Give the data below again exactly as it stands. Omit the pictures.

- - - - -

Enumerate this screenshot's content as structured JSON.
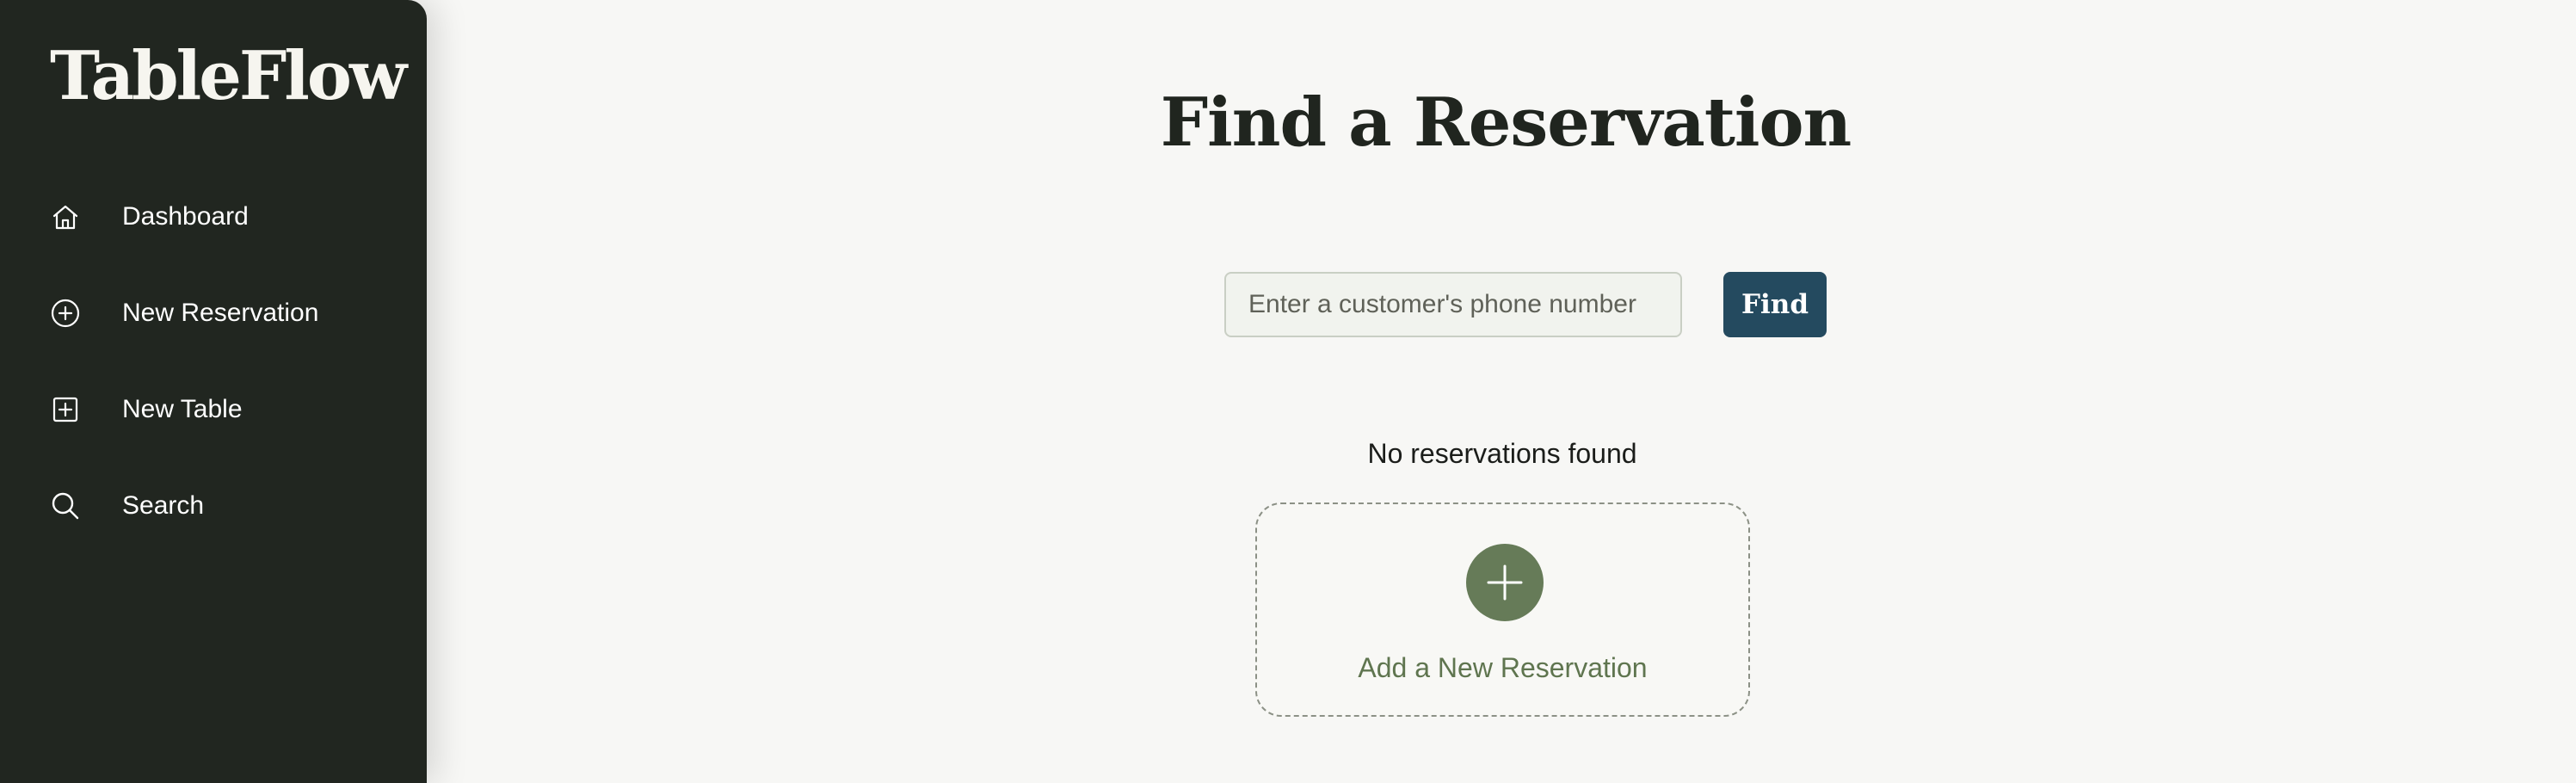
{
  "app": {
    "brand": "TableFlow"
  },
  "sidebar": {
    "items": [
      {
        "label": "Dashboard",
        "icon": "home-icon"
      },
      {
        "label": "New Reservation",
        "icon": "plus-circle-icon"
      },
      {
        "label": "New Table",
        "icon": "plus-square-icon"
      },
      {
        "label": "Search",
        "icon": "search-icon"
      }
    ]
  },
  "main": {
    "title": "Find a Reservation",
    "search": {
      "placeholder": "Enter a customer's phone number",
      "value": "",
      "button_label": "Find"
    },
    "empty_state": {
      "message": "No reservations found",
      "add_label": "Add a New Reservation"
    }
  },
  "colors": {
    "sidebar_background": "#212620",
    "page_background": "#f7f7f5",
    "primary_button": "#244a5f",
    "add_accent": "#667b58",
    "add_label": "#5f754f"
  }
}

- - - - -

◆ Exercise response ◆
Enumerate this screenshot's content as structured JSON.
{
  "app": {
    "brand": "TableFlow"
  },
  "sidebar": {
    "items": [
      {
        "label": "Dashboard",
        "icon": "home-icon"
      },
      {
        "label": "New Reservation",
        "icon": "plus-circle-icon"
      },
      {
        "label": "New Table",
        "icon": "plus-square-icon"
      },
      {
        "label": "Search",
        "icon": "search-icon"
      }
    ]
  },
  "main": {
    "title": "Find a Reservation",
    "search": {
      "placeholder": "Enter a customer's phone number",
      "value": "",
      "button_label": "Find"
    },
    "empty_state": {
      "message": "No reservations found",
      "add_label": "Add a New Reservation"
    }
  },
  "colors": {
    "sidebar_background": "#212620",
    "page_background": "#f7f7f5",
    "primary_button": "#244a5f",
    "add_accent": "#667b58",
    "add_label": "#5f754f"
  }
}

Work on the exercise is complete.